#### INSTRUCTIONS FOR THE TASK
Select, from the data, each line where "resistance" occurs.

Records from a data collection:
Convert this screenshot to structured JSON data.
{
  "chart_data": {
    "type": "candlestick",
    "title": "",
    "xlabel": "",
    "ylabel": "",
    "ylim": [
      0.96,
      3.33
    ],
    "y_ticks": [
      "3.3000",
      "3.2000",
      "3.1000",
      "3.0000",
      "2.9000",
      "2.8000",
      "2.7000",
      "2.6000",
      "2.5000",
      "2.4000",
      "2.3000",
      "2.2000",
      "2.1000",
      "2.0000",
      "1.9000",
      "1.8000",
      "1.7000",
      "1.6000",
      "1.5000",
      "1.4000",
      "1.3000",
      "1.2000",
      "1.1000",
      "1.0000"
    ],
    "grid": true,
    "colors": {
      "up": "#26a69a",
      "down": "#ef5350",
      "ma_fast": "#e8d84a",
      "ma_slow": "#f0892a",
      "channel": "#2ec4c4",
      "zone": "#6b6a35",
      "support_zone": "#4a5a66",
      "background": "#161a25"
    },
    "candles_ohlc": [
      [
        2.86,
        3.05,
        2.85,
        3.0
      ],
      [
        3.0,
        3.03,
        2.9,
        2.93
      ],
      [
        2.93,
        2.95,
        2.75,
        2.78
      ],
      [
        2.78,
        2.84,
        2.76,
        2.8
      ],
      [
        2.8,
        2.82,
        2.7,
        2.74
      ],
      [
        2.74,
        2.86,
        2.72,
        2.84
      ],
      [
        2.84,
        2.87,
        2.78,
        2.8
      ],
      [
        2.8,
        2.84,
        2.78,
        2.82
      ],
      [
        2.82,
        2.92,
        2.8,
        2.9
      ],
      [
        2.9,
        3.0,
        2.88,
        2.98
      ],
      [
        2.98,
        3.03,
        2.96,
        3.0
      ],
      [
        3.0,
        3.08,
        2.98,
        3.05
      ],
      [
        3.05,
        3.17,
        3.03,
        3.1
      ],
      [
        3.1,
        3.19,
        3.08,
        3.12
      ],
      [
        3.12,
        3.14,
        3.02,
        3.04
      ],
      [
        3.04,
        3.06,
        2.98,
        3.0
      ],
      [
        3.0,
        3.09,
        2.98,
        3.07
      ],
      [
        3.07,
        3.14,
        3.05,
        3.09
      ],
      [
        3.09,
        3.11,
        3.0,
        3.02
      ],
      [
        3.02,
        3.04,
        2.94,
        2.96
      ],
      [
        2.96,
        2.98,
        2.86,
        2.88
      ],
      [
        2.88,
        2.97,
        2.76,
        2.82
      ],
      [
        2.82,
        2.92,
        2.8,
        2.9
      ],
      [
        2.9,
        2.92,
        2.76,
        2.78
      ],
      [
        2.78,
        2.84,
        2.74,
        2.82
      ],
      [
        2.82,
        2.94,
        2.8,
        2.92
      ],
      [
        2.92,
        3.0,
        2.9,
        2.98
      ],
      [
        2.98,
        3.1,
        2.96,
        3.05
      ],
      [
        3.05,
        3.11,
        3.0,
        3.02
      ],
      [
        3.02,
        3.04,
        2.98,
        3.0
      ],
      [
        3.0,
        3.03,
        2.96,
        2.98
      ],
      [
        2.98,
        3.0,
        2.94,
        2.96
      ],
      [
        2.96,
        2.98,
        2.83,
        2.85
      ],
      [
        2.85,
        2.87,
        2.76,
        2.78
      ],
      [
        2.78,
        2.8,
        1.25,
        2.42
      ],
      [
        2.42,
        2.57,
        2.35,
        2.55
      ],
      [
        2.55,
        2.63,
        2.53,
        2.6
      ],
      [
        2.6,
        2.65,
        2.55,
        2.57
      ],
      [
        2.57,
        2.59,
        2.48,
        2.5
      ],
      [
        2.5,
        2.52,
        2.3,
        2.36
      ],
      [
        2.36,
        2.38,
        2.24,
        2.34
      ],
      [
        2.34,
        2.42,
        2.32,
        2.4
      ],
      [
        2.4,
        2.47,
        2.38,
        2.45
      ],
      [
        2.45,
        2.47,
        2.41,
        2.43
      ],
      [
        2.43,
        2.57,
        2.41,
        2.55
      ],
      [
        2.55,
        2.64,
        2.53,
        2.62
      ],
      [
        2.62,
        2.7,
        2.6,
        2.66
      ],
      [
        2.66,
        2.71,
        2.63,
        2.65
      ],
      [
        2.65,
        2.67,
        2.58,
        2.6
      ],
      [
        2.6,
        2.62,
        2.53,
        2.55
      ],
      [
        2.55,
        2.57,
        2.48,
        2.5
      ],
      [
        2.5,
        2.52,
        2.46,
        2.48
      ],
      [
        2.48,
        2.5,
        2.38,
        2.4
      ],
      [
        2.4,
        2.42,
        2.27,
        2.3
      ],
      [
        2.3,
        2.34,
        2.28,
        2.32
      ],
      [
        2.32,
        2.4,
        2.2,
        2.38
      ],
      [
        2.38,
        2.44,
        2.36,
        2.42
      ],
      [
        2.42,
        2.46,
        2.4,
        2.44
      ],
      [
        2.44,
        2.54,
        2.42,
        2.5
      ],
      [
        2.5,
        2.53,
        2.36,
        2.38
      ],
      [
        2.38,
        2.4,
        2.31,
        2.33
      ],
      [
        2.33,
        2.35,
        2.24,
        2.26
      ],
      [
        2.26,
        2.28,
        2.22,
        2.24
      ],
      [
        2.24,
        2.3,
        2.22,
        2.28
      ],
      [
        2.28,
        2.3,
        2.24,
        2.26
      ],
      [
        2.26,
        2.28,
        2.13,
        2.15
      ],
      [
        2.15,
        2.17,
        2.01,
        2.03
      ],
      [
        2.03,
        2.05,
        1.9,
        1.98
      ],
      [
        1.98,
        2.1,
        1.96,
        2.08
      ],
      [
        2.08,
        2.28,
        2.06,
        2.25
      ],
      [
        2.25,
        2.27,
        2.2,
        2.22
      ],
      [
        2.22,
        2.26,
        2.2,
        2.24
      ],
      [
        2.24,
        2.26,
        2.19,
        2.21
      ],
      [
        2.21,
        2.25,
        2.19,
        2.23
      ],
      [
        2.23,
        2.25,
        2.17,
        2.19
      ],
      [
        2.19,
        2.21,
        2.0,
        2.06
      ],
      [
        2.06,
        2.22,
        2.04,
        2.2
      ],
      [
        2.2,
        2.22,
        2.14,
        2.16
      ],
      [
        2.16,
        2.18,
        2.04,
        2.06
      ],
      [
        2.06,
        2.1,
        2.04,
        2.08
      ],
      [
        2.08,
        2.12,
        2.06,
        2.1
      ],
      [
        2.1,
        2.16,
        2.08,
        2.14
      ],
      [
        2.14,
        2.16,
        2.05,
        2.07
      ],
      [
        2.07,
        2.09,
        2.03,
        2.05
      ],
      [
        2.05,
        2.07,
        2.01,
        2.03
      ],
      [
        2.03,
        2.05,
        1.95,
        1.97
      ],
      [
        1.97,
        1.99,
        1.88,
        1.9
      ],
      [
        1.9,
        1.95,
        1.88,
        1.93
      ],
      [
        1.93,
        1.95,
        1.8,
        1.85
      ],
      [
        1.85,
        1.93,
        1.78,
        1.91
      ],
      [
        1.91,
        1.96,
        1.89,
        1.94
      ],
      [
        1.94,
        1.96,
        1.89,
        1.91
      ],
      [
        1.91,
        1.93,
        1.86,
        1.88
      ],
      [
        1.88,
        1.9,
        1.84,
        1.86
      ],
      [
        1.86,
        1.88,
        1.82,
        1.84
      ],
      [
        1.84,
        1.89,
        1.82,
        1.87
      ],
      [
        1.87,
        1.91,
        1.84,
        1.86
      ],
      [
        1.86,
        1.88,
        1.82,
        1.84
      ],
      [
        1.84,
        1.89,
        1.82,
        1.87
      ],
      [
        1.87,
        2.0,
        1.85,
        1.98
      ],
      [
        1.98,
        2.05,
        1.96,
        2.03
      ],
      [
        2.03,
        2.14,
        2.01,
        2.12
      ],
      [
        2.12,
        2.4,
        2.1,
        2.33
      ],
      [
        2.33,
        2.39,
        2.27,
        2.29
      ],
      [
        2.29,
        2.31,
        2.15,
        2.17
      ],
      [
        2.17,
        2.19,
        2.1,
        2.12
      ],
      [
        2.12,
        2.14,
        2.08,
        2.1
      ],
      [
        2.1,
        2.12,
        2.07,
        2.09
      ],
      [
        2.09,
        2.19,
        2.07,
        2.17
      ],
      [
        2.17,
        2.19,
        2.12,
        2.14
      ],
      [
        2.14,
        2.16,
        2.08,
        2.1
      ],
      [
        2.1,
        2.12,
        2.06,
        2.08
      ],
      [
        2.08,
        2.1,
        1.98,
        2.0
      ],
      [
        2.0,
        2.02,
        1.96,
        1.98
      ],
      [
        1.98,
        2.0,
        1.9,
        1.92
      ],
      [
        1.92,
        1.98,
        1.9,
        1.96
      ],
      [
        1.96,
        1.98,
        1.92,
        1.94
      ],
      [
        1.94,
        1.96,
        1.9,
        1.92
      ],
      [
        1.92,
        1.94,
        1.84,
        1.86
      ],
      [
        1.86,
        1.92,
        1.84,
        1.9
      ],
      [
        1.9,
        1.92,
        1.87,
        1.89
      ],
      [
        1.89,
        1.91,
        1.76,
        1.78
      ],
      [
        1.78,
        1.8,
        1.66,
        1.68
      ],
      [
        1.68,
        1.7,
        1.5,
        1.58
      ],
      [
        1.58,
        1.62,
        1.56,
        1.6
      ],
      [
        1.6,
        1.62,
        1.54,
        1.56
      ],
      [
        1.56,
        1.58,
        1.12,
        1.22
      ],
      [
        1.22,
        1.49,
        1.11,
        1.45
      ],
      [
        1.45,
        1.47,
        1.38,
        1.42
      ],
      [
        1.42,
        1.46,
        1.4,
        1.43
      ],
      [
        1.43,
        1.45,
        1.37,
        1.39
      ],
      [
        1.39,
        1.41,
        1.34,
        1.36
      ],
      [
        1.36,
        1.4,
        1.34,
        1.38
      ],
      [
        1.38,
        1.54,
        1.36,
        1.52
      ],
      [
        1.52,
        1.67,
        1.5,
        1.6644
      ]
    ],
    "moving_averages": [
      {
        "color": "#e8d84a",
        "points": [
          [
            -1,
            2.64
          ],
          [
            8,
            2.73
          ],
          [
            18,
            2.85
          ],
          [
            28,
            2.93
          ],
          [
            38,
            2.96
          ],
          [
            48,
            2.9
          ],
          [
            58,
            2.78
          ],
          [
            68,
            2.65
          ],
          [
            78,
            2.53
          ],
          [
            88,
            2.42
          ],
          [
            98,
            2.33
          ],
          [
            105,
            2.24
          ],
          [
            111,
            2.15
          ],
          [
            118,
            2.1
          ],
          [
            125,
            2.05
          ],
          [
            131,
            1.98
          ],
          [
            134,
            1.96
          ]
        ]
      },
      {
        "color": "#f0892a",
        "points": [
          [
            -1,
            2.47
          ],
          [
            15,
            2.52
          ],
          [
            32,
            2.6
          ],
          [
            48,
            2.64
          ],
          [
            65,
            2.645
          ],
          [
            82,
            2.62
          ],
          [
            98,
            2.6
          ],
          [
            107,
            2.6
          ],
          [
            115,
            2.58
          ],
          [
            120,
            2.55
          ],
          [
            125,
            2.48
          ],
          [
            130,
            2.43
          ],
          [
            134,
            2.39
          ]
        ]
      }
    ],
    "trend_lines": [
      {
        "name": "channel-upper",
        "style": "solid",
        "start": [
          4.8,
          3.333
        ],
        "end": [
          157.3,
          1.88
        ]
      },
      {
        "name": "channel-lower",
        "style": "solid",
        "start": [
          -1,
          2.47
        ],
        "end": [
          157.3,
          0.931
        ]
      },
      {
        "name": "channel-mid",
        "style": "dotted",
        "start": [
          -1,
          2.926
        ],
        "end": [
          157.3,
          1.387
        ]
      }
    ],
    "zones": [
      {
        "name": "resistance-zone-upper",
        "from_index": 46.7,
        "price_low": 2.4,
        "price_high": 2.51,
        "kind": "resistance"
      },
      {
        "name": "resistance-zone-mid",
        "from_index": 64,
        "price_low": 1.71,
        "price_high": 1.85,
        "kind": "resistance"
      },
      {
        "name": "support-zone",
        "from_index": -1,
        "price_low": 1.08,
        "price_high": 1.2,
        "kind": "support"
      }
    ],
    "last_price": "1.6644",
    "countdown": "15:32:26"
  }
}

#### ANSWER TO THE EXERCISE
        "name": "resistance-zone-upper",
        "kind": "resistance"
        "name": "resistance-zone-mid",
        "kind": "resistance"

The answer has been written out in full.